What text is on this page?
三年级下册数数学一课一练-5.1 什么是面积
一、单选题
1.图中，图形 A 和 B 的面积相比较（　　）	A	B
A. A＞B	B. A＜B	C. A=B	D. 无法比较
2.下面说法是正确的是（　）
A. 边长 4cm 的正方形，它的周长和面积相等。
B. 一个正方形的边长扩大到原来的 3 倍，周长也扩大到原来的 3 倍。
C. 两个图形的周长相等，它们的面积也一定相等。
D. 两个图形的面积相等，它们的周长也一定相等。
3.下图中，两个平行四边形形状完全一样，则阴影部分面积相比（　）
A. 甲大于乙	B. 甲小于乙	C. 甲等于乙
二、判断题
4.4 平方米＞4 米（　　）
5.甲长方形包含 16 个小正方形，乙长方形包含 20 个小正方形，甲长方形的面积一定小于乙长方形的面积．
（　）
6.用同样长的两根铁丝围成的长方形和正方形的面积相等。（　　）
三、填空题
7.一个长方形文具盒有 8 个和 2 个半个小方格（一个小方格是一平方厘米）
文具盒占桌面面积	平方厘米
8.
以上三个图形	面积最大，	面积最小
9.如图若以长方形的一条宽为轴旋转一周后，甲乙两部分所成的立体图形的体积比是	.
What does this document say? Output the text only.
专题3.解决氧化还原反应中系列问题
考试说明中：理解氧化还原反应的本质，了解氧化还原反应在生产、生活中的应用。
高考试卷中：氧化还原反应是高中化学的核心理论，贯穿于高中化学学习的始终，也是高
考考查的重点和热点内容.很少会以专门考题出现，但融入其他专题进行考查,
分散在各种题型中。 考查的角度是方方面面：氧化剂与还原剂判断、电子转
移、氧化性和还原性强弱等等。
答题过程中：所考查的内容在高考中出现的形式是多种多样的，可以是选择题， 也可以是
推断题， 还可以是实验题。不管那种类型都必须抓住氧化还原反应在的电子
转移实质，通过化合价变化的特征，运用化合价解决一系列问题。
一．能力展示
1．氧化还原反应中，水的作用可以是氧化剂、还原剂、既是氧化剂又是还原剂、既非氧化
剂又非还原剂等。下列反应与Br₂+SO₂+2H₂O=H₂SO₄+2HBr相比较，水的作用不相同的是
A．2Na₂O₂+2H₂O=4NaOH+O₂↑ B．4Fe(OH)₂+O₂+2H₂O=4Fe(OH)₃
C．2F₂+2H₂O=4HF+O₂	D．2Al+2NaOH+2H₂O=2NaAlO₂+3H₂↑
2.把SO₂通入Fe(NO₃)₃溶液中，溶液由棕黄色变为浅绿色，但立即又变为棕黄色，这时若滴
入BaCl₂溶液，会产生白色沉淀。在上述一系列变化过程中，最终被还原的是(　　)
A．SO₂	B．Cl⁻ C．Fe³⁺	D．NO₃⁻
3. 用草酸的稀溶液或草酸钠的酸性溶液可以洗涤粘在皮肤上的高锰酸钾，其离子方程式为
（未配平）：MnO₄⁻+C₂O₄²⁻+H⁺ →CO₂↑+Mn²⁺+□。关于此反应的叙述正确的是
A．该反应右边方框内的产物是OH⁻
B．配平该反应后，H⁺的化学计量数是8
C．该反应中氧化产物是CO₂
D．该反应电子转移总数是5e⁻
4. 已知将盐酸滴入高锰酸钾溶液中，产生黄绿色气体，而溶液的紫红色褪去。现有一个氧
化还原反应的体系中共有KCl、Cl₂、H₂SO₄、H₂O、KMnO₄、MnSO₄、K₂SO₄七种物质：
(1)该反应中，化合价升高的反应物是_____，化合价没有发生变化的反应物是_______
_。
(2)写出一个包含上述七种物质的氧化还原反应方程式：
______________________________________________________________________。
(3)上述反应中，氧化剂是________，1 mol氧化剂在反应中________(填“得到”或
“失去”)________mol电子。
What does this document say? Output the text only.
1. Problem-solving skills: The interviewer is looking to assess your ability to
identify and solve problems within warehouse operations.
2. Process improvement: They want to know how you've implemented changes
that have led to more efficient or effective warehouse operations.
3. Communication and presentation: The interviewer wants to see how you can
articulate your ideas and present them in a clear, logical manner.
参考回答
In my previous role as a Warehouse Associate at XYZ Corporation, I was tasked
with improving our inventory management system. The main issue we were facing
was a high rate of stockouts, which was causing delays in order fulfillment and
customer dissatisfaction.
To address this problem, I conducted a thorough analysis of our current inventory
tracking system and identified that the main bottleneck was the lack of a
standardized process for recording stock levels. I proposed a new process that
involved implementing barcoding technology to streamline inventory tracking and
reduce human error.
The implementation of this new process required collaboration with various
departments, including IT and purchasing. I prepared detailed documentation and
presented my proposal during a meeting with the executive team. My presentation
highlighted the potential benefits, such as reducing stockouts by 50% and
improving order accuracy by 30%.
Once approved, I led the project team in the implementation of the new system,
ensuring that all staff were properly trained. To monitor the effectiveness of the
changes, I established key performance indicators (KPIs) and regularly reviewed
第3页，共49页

_ _ _ _ _ _ _

== Exercise objective ==
Pick out and copy the lines of the entries that hold the string "stockouts".

== Solution for this exercise ==
was a high rate of stockouts, which was causing delays in order fulfillment and
highlighted the potential benefits, such as reducing stockouts by 50% and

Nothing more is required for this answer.